Task data.
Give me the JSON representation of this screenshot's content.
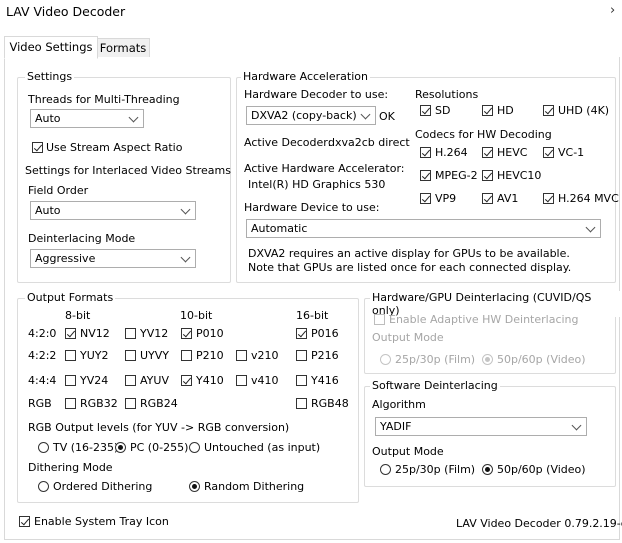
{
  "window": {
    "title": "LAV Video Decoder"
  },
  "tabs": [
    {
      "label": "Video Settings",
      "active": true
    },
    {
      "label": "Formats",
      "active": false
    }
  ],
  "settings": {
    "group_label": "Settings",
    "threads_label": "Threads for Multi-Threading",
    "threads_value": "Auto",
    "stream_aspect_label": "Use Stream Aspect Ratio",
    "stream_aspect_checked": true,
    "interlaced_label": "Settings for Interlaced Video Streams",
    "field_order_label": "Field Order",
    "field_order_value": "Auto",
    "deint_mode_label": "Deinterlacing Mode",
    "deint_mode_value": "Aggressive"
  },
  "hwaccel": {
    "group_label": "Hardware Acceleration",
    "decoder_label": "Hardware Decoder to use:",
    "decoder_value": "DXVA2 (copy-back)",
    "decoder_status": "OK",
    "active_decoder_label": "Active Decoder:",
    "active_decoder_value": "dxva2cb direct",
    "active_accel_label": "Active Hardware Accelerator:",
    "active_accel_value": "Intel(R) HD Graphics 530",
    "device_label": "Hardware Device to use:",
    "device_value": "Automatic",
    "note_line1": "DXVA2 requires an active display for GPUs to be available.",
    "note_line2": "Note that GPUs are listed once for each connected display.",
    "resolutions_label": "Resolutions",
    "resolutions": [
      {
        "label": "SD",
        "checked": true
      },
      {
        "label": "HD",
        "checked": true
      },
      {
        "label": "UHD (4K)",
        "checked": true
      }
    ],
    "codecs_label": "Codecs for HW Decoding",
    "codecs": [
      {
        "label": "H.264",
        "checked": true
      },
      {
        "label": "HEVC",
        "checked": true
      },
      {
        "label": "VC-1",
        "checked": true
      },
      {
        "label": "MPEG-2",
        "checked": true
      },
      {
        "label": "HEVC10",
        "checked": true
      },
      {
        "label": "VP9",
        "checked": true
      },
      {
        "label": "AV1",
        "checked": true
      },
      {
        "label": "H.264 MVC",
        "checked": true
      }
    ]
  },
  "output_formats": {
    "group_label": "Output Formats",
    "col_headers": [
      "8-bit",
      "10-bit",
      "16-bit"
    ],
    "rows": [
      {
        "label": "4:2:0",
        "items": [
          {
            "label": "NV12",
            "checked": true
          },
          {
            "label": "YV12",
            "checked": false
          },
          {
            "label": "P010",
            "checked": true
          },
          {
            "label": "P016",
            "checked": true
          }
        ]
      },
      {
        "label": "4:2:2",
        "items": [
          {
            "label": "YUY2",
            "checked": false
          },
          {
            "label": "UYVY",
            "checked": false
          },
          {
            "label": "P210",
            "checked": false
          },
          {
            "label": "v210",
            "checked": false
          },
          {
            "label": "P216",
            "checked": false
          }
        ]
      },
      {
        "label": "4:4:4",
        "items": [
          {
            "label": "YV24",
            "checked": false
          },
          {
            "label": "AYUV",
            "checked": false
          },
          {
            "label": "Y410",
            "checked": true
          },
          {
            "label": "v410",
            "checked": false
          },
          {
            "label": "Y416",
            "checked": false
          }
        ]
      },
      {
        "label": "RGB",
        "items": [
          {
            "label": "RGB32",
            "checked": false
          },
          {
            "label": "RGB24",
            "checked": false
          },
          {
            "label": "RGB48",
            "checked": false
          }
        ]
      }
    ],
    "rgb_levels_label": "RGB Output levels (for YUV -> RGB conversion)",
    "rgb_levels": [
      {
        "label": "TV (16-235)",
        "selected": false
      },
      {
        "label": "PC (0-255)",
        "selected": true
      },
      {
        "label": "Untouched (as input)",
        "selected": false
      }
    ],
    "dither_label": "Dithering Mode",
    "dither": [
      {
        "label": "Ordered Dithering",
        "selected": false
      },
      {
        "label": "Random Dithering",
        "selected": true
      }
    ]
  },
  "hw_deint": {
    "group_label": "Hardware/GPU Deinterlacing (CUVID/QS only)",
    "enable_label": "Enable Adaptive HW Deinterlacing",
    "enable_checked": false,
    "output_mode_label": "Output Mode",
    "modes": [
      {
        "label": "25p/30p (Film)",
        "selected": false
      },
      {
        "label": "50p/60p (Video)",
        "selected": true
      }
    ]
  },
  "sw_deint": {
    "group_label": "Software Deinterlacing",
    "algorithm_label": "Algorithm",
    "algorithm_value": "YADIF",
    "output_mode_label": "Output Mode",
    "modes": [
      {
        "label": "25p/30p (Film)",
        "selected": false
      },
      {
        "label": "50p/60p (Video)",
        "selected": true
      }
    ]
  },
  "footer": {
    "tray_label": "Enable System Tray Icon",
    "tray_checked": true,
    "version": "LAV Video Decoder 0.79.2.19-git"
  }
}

Requirement.
Go through the listing above and write it out again exactly, dropping the pictures.

Final answer.
Give me the JSON representation of this screenshot's content.
{
  "window": {
    "title": "LAV Video Decoder"
  },
  "tabs": [
    {
      "label": "Video Settings",
      "active": true
    },
    {
      "label": "Formats",
      "active": false
    }
  ],
  "settings": {
    "group_label": "Settings",
    "threads_label": "Threads for Multi-Threading",
    "threads_value": "Auto",
    "stream_aspect_label": "Use Stream Aspect Ratio",
    "stream_aspect_checked": true,
    "interlaced_label": "Settings for Interlaced Video Streams",
    "field_order_label": "Field Order",
    "field_order_value": "Auto",
    "deint_mode_label": "Deinterlacing Mode",
    "deint_mode_value": "Aggressive"
  },
  "hwaccel": {
    "group_label": "Hardware Acceleration",
    "decoder_label": "Hardware Decoder to use:",
    "decoder_value": "DXVA2 (copy-back)",
    "decoder_status": "OK",
    "active_decoder_label": "Active Decoder:",
    "active_decoder_value": "dxva2cb direct",
    "active_accel_label": "Active Hardware Accelerator:",
    "active_accel_value": "Intel(R) HD Graphics 530",
    "device_label": "Hardware Device to use:",
    "device_value": "Automatic",
    "note_line1": "DXVA2 requires an active display for GPUs to be available.",
    "note_line2": "Note that GPUs are listed once for each connected display.",
    "resolutions_label": "Resolutions",
    "resolutions": [
      {
        "label": "SD",
        "checked": true
      },
      {
        "label": "HD",
        "checked": true
      },
      {
        "label": "UHD (4K)",
        "checked": true
      }
    ],
    "codecs_label": "Codecs for HW Decoding",
    "codecs": [
      {
        "label": "H.264",
        "checked": true
      },
      {
        "label": "HEVC",
        "checked": true
      },
      {
        "label": "VC-1",
        "checked": true
      },
      {
        "label": "MPEG-2",
        "checked": true
      },
      {
        "label": "HEVC10",
        "checked": true
      },
      {
        "label": "VP9",
        "checked": true
      },
      {
        "label": "AV1",
        "checked": true
      },
      {
        "label": "H.264 MVC",
        "checked": true
      }
    ]
  },
  "output_formats": {
    "group_label": "Output Formats",
    "col_headers": [
      "8-bit",
      "10-bit",
      "16-bit"
    ],
    "rows": [
      {
        "label": "4:2:0",
        "items": [
          {
            "label": "NV12",
            "checked": true
          },
          {
            "label": "YV12",
            "checked": false
          },
          {
            "label": "P010",
            "checked": true
          },
          {
            "label": "P016",
            "checked": true
          }
        ]
      },
      {
        "label": "4:2:2",
        "items": [
          {
            "label": "YUY2",
            "checked": false
          },
          {
            "label": "UYVY",
            "checked": false
          },
          {
            "label": "P210",
            "checked": false
          },
          {
            "label": "v210",
            "checked": false
          },
          {
            "label": "P216",
            "checked": false
          }
        ]
      },
      {
        "label": "4:4:4",
        "items": [
          {
            "label": "YV24",
            "checked": false
          },
          {
            "label": "AYUV",
            "checked": false
          },
          {
            "label": "Y410",
            "checked": true
          },
          {
            "label": "v410",
            "checked": false
          },
          {
            "label": "Y416",
            "checked": false
          }
        ]
      },
      {
        "label": "RGB",
        "items": [
          {
            "label": "RGB32",
            "checked": false
          },
          {
            "label": "RGB24",
            "checked": false
          },
          {
            "label": "RGB48",
            "checked": false
          }
        ]
      }
    ],
    "rgb_levels_label": "RGB Output levels (for YUV -> RGB conversion)",
    "rgb_levels": [
      {
        "label": "TV (16-235)",
        "selected": false
      },
      {
        "label": "PC (0-255)",
        "selected": true
      },
      {
        "label": "Untouched (as input)",
        "selected": false
      }
    ],
    "dither_label": "Dithering Mode",
    "dither": [
      {
        "label": "Ordered Dithering",
        "selected": false
      },
      {
        "label": "Random Dithering",
        "selected": true
      }
    ]
  },
  "hw_deint": {
    "group_label": "Hardware/GPU Deinterlacing (CUVID/QS only)",
    "enable_label": "Enable Adaptive HW Deinterlacing",
    "enable_checked": false,
    "output_mode_label": "Output Mode",
    "modes": [
      {
        "label": "25p/30p (Film)",
        "selected": false
      },
      {
        "label": "50p/60p (Video)",
        "selected": true
      }
    ]
  },
  "sw_deint": {
    "group_label": "Software Deinterlacing",
    "algorithm_label": "Algorithm",
    "algorithm_value": "YADIF",
    "output_mode_label": "Output Mode",
    "modes": [
      {
        "label": "25p/30p (Film)",
        "selected": false
      },
      {
        "label": "50p/60p (Video)",
        "selected": true
      }
    ]
  },
  "footer": {
    "tray_label": "Enable System Tray Icon",
    "tray_checked": true,
    "version": "LAV Video Decoder 0.79.2.19-git"
  }
}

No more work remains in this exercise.